■ **Short exercise 1**
Answer these about the mailing-list message on the slow query:
(a) On what date was the message sent?
(b) What did the writer create after learning it is not made automatically for foreign keys?
(c) What effect did that have when the query was run again?
■ **Short exercise 2**
Continue the mailing-list message on the slow query, picking up after its last sentence.

■ **Selected excerpt**

Re: Request for help with slow query

From: "Woolcock, Sean" <Sean(dot)Woolcock(at)emc(dot)com>
To: salah jubeh <s_jubeh(at)yahoo(dot)com>, "pgsql-performance(at)postgresql(dot)org" <pgsql-performance(at)postgresql(dot)org>
Subject: Re: Request for help with slow query
Date: 2012-10-29 19:25:56
Message-ID: 998490E92A198A48BE60F3A9C44CA3F1010A7DCF3903@MX40A.corp.emc.com
Views: Raw Message | Whole Thread | Download mbox | Resend email
Thread:
Lists: pgsql-performance

I thought that an index was implicitly created for foreign keys, but I see that that's not true. I've just created one now and re-ran the query but it did not change the query plan or run time.

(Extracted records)
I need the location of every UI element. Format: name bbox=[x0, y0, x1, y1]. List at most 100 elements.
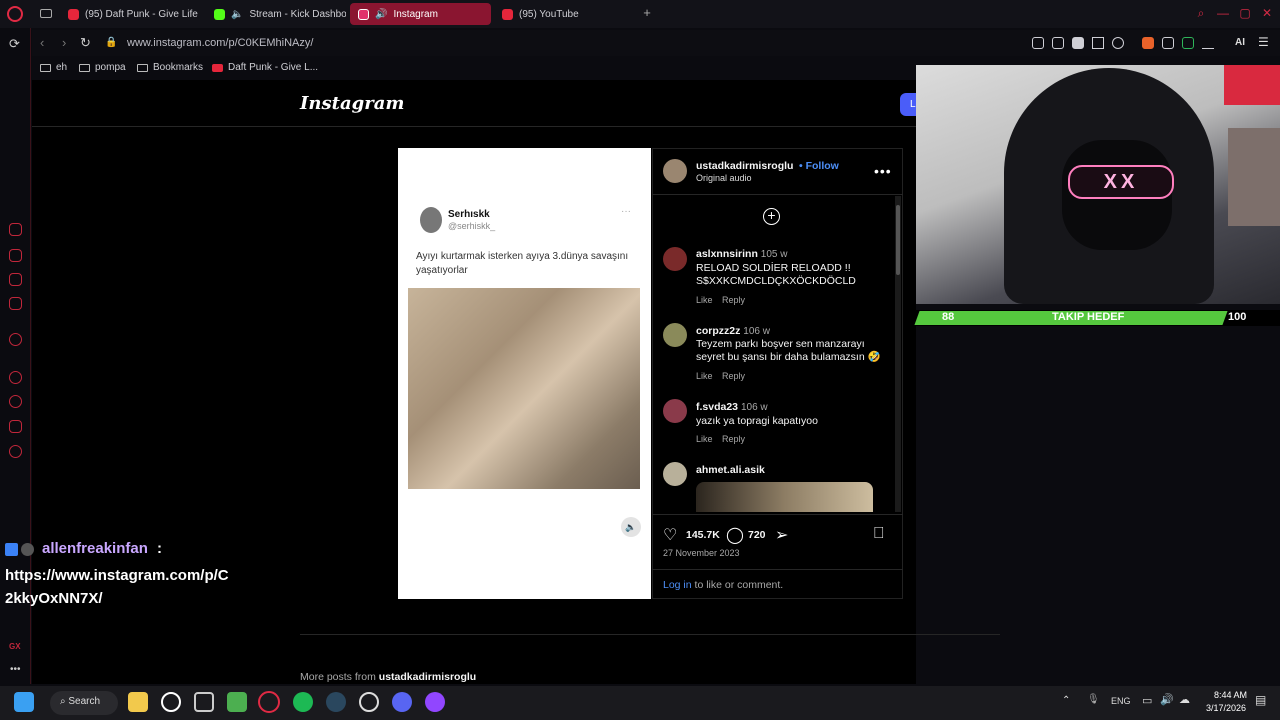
like-link[interactable]: Like bbox=[696, 434, 713, 444]
clock-time[interactable]: 8:44 AM bbox=[1214, 690, 1247, 700]
comment-username[interactable]: corpzz2z bbox=[696, 325, 740, 337]
menu-icon[interactable]: ☰ bbox=[1258, 35, 1269, 49]
tab-instagram[interactable]: 🔊 Instagram bbox=[350, 3, 491, 25]
like-link[interactable]: Like bbox=[696, 295, 713, 305]
play-icon[interactable] bbox=[1092, 37, 1104, 49]
reload-page-icon[interactable]: ↻ bbox=[80, 35, 91, 51]
more-posts-user[interactable]: ustadkadirmisroglu bbox=[379, 671, 476, 683]
notifications-icon[interactable]: ▤ bbox=[1255, 693, 1266, 707]
reply-link[interactable]: Reply bbox=[722, 295, 745, 305]
ai-button[interactable]: AI bbox=[1235, 37, 1245, 48]
share-icon[interactable]: ➢ bbox=[775, 525, 788, 545]
bookmark-daft-punk[interactable]: Daft Punk - Give L... bbox=[212, 62, 318, 73]
pin-icon[interactable] bbox=[1032, 37, 1044, 49]
puzzle-icon[interactable] bbox=[1162, 37, 1174, 49]
extension-icon[interactable] bbox=[1142, 37, 1154, 49]
language-indicator[interactable]: ENG bbox=[1111, 696, 1131, 706]
shield-icon[interactable] bbox=[1072, 37, 1084, 49]
follow-button[interactable]: • Follow bbox=[799, 160, 839, 172]
comment-user[interactable]: ahmet.ali.asik bbox=[696, 464, 765, 476]
new-tab-button[interactable]: + bbox=[640, 6, 654, 20]
comment-user[interactable]: aslxnnsirinn 105 w bbox=[696, 248, 787, 260]
sidebar-more-icon[interactable]: ••• bbox=[10, 664, 21, 675]
sidebar-gx-label[interactable]: GX bbox=[9, 642, 21, 651]
search-tabs-icon[interactable]: ⌕ bbox=[1194, 6, 1208, 20]
sidebar-player-icon[interactable] bbox=[9, 371, 22, 384]
cloud-icon[interactable]: ☁ bbox=[1179, 693, 1190, 706]
sidebar-twitch-icon[interactable] bbox=[9, 273, 22, 286]
author-name[interactable]: ustadkadirmisroglu bbox=[696, 160, 793, 172]
clock-date[interactable]: 3/17/2026 bbox=[1206, 703, 1246, 713]
unity-icon[interactable] bbox=[194, 692, 214, 712]
comment-avatar[interactable] bbox=[663, 247, 687, 271]
add-comment-icon[interactable]: + bbox=[763, 208, 780, 225]
comment-icon[interactable]: ◯ bbox=[726, 525, 744, 545]
spotify-icon[interactable] bbox=[293, 692, 313, 712]
microphone-icon[interactable]: 🎙 bbox=[1087, 694, 1100, 705]
workspaces-icon[interactable] bbox=[40, 9, 52, 18]
sidebar-extensions-icon[interactable] bbox=[9, 420, 22, 433]
more-options-icon[interactable]: ••• bbox=[874, 163, 892, 179]
tab-youtube[interactable]: (95) YouTube bbox=[494, 3, 634, 25]
video-frame[interactable] bbox=[408, 288, 640, 489]
opera-logo-icon[interactable] bbox=[7, 6, 23, 22]
minecraft-icon[interactable] bbox=[227, 692, 247, 712]
sidebar-history-icon[interactable] bbox=[9, 395, 22, 408]
reply-link[interactable]: Reply bbox=[722, 434, 745, 444]
comment-username[interactable]: ahmet.ali.asik bbox=[696, 464, 765, 476]
back-icon[interactable]: ‹ bbox=[40, 35, 44, 50]
download-icon[interactable] bbox=[1202, 37, 1214, 49]
sidebar-speed-dial-icon[interactable] bbox=[9, 223, 22, 236]
snapshot-icon[interactable] bbox=[1052, 37, 1064, 49]
bookmark-eh[interactable]: eh bbox=[40, 62, 67, 73]
discord-icon[interactable] bbox=[392, 692, 412, 712]
url-field[interactable]: www.instagram.com/p/C0KEMhiNAzy/ bbox=[127, 37, 313, 49]
scrollbar-thumb[interactable] bbox=[896, 205, 900, 275]
comment-avatar[interactable] bbox=[663, 462, 687, 486]
display-icon[interactable]: ▭ bbox=[1142, 694, 1152, 707]
bookmark-folder[interactable]: Bookmarks bbox=[137, 62, 203, 73]
comment-avatar[interactable] bbox=[663, 399, 687, 423]
bookmark-pompa[interactable]: pompa bbox=[79, 62, 126, 73]
sidebar-m-icon[interactable] bbox=[9, 297, 22, 310]
obs-icon[interactable] bbox=[359, 692, 379, 712]
taskbar-search[interactable]: ⌕ Search bbox=[50, 691, 118, 715]
instagram-logo[interactable]: Instagram bbox=[300, 93, 404, 114]
twitch-studio-icon[interactable] bbox=[425, 692, 445, 712]
sidebar-settings-icon[interactable] bbox=[9, 445, 22, 458]
comment-media[interactable] bbox=[696, 482, 873, 512]
tray-chevron-icon[interactable]: ⌃ bbox=[1062, 695, 1070, 706]
comment-username[interactable]: f.svda23 bbox=[696, 401, 738, 413]
vpn-icon[interactable] bbox=[1182, 37, 1194, 49]
login-link[interactable]: Log in bbox=[663, 579, 692, 591]
comment-avatar[interactable] bbox=[663, 323, 687, 347]
close-icon[interactable]: ✕ bbox=[1260, 6, 1274, 20]
comment-user[interactable]: corpzz2z 106 w bbox=[696, 325, 770, 337]
opera-gx-taskbar-icon[interactable] bbox=[258, 691, 280, 713]
tab-daft-punk[interactable]: (95) Daft Punk - Give Life bbox=[60, 3, 200, 25]
heart-icon[interactable]: ♡ bbox=[663, 525, 677, 545]
volume-icon[interactable]: 🔊 bbox=[1160, 693, 1174, 706]
reload-icon[interactable]: ⟳ bbox=[9, 36, 20, 52]
sidebar-bag-icon[interactable] bbox=[9, 249, 22, 262]
steelseries-icon[interactable] bbox=[161, 692, 181, 712]
windows-start-icon[interactable] bbox=[14, 692, 34, 712]
tab-kick[interactable]: 🔈 Stream - Kick Dashboa bbox=[206, 3, 346, 25]
forward-icon[interactable]: › bbox=[62, 35, 66, 50]
audio-label[interactable]: Original audio bbox=[696, 173, 752, 183]
reply-link[interactable]: Reply bbox=[722, 371, 745, 381]
sidebar-ublock-icon[interactable] bbox=[9, 333, 22, 346]
minimize-icon[interactable]: — bbox=[1216, 6, 1230, 20]
bookmark-icon[interactable]: ⎕ bbox=[874, 525, 884, 543]
mute-icon[interactable]: 🔈 bbox=[621, 517, 641, 537]
comment-count[interactable]: 720 bbox=[748, 529, 766, 541]
comment-username[interactable]: aslxnnsirinn bbox=[696, 248, 758, 260]
author-avatar[interactable] bbox=[663, 159, 687, 183]
maximize-icon[interactable]: ▢ bbox=[1238, 6, 1252, 20]
comment-user[interactable]: f.svda23 106 w bbox=[696, 401, 768, 413]
file-explorer-icon[interactable] bbox=[128, 692, 148, 712]
heart-icon[interactable] bbox=[1112, 37, 1124, 49]
like-count[interactable]: 145.7K bbox=[686, 529, 720, 541]
steam-icon[interactable] bbox=[326, 692, 346, 712]
like-link[interactable]: Like bbox=[696, 371, 713, 381]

■ **Written reply 1**
(a) 2012-10-29
(b) An index
(c) It did not change the query plan or the run time.

■ **Written reply 2**
Thanks,
Sean

________________________________________
From: salah jubeh [s_jubeh(at)yahoo(dot)com]
Sent: Monday, October 29, 2012 3:18 PM
To: Woolcock, Sean; pgsql-performance(at)postgresql(dot)org
Subject: Re: [PERFORM] Request for help with slow query

Did you try to add an index on filesystem_id

________________________________
From: "Woolcock, Sean" <Sean(dot)Woolcock(at)emc(dot)com>
To: "pgsql-performance(at)postgresql(dot)org" <pgsql-performance(at)postgresql(dot)org>
Sent: Monday, October 29, 2012 6:41 PM
Subject: [PERFORM] Request for help with slow query

Hi, thanks for any help. I've tried to be thorough, but let me know if I should
provide more information.

A description of what you are trying to achieve and what results you expect:
I have a large (3 million row) table called "tape" that represents files,
which I join to a small (100 row) table called "filesystem" that represents
filesystems. I have a web interface that allows you to sort by a number of
fields in the tape table and view the results 100 at a time (using LIMIT
and OFFSET).

The data only changes hourly and I do a "vacuum analyze" after all changes.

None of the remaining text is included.